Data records
════════════════

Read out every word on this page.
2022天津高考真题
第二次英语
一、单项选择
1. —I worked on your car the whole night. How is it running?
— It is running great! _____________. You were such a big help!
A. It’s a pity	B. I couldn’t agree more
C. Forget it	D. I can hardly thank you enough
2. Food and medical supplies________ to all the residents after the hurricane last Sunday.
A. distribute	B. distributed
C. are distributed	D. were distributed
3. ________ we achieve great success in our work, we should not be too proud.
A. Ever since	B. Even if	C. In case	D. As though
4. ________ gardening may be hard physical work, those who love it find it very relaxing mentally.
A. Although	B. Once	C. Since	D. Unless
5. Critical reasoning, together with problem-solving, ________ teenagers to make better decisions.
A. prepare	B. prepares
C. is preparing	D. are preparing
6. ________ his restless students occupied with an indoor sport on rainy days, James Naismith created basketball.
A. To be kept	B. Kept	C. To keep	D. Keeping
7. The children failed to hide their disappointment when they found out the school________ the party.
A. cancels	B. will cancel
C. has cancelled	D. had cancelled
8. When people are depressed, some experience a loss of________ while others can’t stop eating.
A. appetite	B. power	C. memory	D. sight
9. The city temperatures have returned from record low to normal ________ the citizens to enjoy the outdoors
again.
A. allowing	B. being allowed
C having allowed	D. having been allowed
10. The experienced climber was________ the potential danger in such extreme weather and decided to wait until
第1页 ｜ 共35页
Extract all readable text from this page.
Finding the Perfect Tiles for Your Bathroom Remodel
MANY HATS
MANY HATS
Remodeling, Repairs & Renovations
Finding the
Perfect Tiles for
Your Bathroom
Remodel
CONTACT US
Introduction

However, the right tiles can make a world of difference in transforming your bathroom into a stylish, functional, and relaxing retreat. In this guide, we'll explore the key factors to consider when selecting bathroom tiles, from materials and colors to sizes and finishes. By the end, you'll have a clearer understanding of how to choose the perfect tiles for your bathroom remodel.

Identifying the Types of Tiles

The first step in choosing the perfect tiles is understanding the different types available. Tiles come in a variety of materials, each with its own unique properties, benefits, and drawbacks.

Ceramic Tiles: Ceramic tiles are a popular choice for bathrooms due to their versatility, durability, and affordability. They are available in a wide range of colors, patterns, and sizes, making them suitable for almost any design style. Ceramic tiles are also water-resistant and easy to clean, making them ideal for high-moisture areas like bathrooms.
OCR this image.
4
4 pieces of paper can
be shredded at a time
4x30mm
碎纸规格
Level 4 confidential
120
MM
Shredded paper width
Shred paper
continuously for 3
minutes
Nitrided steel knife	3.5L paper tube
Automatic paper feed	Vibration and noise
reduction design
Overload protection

════════════════

#### TASK TO CARRY OUT:
Lines from the one containing "Extract all readable text from this page." through the final line are to be given again verbatim, with nothing before or after.

#### TASK SOLUTION:
Extract all readable text from this page.
Finding the Perfect Tiles for Your Bathroom Remodel
MANY HATS
MANY HATS
Remodeling, Repairs & Renovations
Finding the
Perfect Tiles for
Your Bathroom
Remodel
CONTACT US
Introduction

However, the right tiles can make a world of difference in transforming your bathroom into a stylish, functional, and relaxing retreat. In this guide, we'll explore the key factors to consider when selecting bathroom tiles, from materials and colors to sizes and finishes. By the end, you'll have a clearer understanding of how to choose the perfect tiles for your bathroom remodel.

Identifying the Types of Tiles

The first step in choosing the perfect tiles is understanding the different types available. Tiles come in a variety of materials, each with its own unique properties, benefits, and drawbacks.

Ceramic Tiles: Ceramic tiles are a popular choice for bathrooms due to their versatility, durability, and affordability. They are available in a wide range of colors, patterns, and sizes, making them suitable for almost any design style. Ceramic tiles are also water-resistant and easy to clean, making them ideal for high-moisture areas like bathrooms.
OCR this image.
4
4 pieces of paper can
be shredded at a time
4x30mm
碎纸规格
Level 4 confidential
120
MM
Shredded paper width
Shred paper
continuously for 3
minutes
Nitrided steel knife	3.5L paper tube
Automatic paper feed	Vibration and noise
reduction design
Overload protection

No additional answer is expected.